_Given task_
Every entry must be copied word for word.

_Data for this task_
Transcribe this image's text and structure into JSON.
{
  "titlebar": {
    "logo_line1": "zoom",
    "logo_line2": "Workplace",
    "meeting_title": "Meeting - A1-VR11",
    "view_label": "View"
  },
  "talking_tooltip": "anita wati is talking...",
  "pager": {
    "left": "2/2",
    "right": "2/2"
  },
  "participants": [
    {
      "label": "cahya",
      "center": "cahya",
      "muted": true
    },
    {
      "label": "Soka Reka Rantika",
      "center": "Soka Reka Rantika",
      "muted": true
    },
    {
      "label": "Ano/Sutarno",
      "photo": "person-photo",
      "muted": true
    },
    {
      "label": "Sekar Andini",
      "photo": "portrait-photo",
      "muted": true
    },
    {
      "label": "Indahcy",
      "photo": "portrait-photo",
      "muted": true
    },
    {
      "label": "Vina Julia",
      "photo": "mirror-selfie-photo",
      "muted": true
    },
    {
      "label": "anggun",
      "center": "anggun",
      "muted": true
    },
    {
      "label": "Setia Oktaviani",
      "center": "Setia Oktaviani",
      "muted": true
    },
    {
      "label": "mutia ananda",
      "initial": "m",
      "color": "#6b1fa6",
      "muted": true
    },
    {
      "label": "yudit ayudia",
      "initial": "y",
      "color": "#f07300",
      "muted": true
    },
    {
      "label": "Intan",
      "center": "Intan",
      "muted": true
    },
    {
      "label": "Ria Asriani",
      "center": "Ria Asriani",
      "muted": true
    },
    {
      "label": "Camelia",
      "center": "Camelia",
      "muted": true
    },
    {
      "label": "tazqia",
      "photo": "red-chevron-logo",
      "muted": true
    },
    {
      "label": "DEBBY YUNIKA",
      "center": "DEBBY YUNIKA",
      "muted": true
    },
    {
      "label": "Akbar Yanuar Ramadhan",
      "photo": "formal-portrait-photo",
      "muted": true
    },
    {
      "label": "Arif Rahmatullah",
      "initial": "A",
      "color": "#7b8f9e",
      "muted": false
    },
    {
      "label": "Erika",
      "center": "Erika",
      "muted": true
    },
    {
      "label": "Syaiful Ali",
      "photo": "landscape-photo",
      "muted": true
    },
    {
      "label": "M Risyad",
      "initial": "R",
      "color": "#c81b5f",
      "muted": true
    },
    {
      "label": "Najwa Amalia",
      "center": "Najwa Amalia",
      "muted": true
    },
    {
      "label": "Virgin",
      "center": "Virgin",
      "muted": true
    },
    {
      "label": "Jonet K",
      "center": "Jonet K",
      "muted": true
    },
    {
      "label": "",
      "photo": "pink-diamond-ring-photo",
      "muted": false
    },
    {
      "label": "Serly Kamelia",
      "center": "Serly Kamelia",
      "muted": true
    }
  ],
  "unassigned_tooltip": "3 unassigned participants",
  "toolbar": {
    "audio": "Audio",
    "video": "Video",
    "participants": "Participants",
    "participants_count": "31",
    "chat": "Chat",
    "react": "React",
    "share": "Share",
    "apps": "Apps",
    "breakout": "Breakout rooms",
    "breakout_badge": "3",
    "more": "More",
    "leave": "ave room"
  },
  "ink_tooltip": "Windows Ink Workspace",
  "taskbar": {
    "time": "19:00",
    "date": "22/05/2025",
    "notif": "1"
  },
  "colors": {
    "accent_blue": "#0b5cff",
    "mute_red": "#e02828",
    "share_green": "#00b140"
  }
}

_Answer to this exercise_
Transcribe this image's text and structure into JSON.
{
  "titlebar": {
    "logo_line1": "zoom",
    "logo_line2": "Workplace",
    "meeting_title": "Meeting - A1-VR11",
    "view_label": "View"
  },
  "talking_tooltip": "anita wati is talking...",
  "pager": {
    "left": "2/2",
    "right": "2/2"
  },
  "participants": [
    {
      "label": "cahya",
      "center": "cahya",
      "muted": true
    },
    {
      "label": "Soka Reka Rantika",
      "center": "Soka Reka Rantika",
      "muted": true
    },
    {
      "label": "Ano/Sutarno",
      "photo": "person-photo",
      "muted": true
    },
    {
      "label": "Sekar Andini",
      "photo": "portrait-photo",
      "muted": true
    },
    {
      "label": "Indahcy",
      "photo": "portrait-photo",
      "muted": true
    },
    {
      "label": "Vina Julia",
      "photo": "mirror-selfie-photo",
      "muted": true
    },
    {
      "label": "anggun",
      "center": "anggun",
      "muted": true
    },
    {
      "label": "Setia Oktaviani",
      "center": "Setia Oktaviani",
      "muted": true
    },
    {
      "label": "mutia ananda",
      "initial": "m",
      "color": "#6b1fa6",
      "muted": true
    },
    {
      "label": "yudit ayudia",
      "initial": "y",
      "color": "#f07300",
      "muted": true
    },
    {
      "label": "Intan",
      "center": "Intan",
      "muted": true
    },
    {
      "label": "Ria Asriani",
      "center": "Ria Asriani",
      "muted": true
    },
    {
      "label": "Camelia",
      "center": "Camelia",
      "muted": true
    },
    {
      "label": "tazqia",
      "photo": "red-chevron-logo",
      "muted": true
    },
    {
      "label": "DEBBY YUNIKA",
      "center": "DEBBY YUNIKA",
      "muted": true
    },
    {
      "label": "Akbar Yanuar Ramadhan",
      "photo": "formal-portrait-photo",
      "muted": true
    },
    {
      "label": "Arif Rahmatullah",
      "initial": "A",
      "color": "#7b8f9e",
      "muted": false
    },
    {
      "label": "Erika",
      "center": "Erika",
      "muted": true
    },
    {
      "label": "Syaiful Ali",
      "photo": "landscape-photo",
      "muted": true
    },
    {
      "label": "M Risyad",
      "initial": "R",
      "color": "#c81b5f",
      "muted": true
    },
    {
      "label": "Najwa Amalia",
      "center": "Najwa Amalia",
      "muted": true
    },
    {
      "label": "Virgin",
      "center": "Virgin",
      "muted": true
    },
    {
      "label": "Jonet K",
      "center": "Jonet K",
      "muted": true
    },
    {
      "label": "",
      "photo": "pink-diamond-ring-photo",
      "muted": false
    },
    {
      "label": "Serly Kamelia",
      "center": "Serly Kamelia",
      "muted": true
    }
  ],
  "unassigned_tooltip": "3 unassigned participants",
  "toolbar": {
    "audio": "Audio",
    "video": "Video",
    "participants": "Participants",
    "participants_count": "31",
    "chat": "Chat",
    "react": "React",
    "share": "Share",
    "apps": "Apps",
    "breakout": "Breakout rooms",
    "breakout_badge": "3",
    "more": "More",
    "leave": "ave room"
  },
  "ink_tooltip": "Windows Ink Workspace",
  "taskbar": {
    "time": "19:00",
    "date": "22/05/2025",
    "notif": "1"
  },
  "colors": {
    "accent_blue": "#0b5cff",
    "mute_red": "#e02828",
    "share_green": "#00b140"
  }
}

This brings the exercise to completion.